* **GOAL OF THE EXERCISE**:
Check each line below for the word "Начальный" and give the number of lines that have it, nothing more.

* **Excerpt from a dataset**:
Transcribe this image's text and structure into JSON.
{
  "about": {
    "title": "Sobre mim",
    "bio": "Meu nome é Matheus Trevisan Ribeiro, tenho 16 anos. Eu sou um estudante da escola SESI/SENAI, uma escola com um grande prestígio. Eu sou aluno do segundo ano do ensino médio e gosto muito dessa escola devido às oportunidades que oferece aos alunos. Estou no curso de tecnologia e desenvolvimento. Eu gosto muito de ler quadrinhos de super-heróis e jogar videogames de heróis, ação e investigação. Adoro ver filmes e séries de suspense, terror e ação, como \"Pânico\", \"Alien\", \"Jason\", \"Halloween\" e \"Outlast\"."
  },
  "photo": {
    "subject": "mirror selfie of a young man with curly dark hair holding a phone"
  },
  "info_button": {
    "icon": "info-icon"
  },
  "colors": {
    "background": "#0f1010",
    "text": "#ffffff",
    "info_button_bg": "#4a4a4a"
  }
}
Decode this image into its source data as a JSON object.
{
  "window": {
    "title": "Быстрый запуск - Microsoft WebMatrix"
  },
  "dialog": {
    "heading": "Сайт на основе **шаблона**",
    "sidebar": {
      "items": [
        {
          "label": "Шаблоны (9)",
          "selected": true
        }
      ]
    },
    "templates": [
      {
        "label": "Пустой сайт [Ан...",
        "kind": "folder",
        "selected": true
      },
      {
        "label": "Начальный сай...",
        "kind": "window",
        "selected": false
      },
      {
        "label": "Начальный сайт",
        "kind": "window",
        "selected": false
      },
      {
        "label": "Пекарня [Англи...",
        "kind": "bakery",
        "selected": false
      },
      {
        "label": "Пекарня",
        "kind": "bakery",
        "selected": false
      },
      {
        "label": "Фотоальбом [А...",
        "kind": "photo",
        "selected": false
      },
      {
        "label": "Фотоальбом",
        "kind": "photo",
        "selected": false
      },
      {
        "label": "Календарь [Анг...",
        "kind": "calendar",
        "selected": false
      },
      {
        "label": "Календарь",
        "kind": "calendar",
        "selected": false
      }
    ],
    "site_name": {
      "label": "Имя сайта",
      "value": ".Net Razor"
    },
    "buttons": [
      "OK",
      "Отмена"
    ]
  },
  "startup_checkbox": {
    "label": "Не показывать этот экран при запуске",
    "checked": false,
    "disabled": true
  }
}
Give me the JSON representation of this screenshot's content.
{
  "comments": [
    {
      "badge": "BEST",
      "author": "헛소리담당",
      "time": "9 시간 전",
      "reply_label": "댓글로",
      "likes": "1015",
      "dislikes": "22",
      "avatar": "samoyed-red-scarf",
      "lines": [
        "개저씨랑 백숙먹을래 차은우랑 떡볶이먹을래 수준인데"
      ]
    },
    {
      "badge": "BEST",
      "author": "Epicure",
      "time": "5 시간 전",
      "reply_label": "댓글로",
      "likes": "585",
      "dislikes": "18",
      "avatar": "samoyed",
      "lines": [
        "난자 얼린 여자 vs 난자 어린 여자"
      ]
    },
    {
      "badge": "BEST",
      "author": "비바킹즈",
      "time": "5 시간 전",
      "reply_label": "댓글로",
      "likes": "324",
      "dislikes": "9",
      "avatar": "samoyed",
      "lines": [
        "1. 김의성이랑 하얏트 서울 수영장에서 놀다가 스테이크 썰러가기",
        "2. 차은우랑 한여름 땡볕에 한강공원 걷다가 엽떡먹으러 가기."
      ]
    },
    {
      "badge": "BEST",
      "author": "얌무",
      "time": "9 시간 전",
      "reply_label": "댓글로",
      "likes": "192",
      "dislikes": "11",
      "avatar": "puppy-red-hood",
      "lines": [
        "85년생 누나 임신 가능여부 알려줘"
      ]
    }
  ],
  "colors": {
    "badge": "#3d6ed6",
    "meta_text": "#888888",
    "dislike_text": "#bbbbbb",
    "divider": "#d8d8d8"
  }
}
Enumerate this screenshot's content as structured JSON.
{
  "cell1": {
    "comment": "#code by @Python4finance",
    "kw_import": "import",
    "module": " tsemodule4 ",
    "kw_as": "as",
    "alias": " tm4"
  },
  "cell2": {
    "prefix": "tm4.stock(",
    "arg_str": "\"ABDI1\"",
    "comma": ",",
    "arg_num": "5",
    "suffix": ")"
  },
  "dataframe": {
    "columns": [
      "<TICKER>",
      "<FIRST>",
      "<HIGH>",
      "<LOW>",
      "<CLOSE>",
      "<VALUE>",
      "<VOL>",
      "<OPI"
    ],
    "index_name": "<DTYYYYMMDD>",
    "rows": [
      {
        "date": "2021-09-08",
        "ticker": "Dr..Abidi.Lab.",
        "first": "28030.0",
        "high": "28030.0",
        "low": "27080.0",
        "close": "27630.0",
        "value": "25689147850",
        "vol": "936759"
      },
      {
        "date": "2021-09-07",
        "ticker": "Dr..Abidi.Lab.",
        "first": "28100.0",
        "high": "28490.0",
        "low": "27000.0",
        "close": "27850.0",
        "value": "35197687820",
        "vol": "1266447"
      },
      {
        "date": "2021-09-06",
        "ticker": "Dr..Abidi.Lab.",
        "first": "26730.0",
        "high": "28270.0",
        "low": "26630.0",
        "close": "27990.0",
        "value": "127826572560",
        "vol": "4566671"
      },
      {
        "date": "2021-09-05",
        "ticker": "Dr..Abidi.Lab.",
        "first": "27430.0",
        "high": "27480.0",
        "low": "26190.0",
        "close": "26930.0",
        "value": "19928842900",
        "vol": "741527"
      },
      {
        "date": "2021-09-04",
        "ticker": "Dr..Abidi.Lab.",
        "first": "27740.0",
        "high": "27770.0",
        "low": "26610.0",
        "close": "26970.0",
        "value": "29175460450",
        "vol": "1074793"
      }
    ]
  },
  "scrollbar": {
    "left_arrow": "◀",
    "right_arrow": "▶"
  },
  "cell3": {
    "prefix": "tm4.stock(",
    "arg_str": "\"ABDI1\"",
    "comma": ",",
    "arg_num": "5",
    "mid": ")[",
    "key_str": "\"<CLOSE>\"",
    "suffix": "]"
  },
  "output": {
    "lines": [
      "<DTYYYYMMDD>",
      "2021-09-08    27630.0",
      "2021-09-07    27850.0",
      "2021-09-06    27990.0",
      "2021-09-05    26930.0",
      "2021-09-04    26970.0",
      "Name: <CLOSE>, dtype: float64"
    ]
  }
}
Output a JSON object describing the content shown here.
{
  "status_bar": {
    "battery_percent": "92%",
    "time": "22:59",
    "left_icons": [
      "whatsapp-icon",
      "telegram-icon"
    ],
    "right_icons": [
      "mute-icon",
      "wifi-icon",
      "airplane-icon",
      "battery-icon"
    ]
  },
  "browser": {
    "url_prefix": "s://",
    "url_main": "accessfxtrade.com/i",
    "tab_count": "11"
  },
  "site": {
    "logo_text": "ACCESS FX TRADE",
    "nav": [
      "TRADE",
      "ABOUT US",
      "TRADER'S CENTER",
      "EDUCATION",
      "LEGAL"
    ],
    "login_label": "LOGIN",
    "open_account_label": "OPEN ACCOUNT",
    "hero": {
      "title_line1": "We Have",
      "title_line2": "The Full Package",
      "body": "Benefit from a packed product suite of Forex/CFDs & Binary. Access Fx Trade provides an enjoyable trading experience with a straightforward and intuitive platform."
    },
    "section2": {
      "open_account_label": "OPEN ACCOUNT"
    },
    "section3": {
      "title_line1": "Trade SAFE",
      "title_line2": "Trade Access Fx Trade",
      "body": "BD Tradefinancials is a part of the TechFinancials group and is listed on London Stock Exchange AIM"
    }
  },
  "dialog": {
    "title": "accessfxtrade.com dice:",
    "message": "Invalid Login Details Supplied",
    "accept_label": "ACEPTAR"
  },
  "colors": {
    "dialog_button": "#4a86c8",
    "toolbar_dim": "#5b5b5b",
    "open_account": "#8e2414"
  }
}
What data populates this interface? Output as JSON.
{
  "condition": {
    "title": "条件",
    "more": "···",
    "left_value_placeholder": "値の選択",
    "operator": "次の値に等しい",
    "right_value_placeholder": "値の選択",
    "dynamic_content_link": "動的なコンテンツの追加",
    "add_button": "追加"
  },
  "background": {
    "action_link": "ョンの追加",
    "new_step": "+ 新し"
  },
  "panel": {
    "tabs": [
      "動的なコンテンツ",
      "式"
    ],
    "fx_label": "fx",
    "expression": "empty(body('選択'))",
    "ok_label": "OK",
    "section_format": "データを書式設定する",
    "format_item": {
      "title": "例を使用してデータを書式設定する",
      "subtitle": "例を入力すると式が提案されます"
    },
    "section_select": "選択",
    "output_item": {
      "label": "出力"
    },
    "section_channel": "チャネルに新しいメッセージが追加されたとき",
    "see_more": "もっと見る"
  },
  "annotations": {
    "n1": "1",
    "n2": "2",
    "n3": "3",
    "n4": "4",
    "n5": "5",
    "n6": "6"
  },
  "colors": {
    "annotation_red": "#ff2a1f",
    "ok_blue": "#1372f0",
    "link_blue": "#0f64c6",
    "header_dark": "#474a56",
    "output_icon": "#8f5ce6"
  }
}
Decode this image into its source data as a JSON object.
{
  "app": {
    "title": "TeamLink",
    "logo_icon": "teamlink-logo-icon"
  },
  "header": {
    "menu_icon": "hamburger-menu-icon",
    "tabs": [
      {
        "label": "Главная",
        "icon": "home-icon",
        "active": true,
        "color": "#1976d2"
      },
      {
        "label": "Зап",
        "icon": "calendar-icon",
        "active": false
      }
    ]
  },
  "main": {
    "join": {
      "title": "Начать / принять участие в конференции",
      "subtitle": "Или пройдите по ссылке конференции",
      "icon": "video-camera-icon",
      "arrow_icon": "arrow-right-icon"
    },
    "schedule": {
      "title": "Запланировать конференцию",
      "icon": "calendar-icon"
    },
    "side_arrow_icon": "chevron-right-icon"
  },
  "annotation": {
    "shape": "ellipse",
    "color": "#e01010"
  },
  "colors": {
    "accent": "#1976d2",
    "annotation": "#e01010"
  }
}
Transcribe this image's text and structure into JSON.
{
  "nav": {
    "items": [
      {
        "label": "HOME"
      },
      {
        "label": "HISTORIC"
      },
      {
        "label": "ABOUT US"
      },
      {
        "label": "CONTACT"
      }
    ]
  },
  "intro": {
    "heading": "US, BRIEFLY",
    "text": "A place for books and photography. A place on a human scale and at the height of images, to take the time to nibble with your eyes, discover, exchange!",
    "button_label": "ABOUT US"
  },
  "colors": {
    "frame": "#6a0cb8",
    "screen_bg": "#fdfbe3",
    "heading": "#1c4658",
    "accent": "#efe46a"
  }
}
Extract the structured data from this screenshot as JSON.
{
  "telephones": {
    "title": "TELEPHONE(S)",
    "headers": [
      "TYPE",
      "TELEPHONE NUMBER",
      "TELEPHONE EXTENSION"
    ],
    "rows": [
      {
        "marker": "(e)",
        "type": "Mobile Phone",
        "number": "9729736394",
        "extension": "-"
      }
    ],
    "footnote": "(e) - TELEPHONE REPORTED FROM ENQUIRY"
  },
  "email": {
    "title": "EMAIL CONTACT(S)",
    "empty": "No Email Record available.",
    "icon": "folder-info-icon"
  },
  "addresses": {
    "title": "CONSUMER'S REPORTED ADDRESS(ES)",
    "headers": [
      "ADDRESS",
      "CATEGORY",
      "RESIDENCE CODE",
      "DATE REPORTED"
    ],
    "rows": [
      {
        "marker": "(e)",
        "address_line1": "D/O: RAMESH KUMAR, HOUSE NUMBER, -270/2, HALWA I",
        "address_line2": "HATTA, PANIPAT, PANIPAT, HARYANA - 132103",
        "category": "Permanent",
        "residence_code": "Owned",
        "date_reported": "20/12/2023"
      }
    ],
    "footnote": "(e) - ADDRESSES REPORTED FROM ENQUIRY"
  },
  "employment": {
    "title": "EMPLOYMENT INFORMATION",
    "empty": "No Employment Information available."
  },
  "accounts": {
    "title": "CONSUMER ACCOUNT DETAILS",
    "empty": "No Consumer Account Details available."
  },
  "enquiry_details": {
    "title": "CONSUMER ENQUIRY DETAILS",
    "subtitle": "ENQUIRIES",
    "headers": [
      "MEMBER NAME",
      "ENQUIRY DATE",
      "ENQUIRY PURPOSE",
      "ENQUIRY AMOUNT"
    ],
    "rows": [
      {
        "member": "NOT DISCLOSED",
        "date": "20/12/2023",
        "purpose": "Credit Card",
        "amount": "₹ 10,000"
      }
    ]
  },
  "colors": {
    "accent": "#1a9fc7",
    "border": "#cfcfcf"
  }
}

* **WORKED SOLUTION**:
2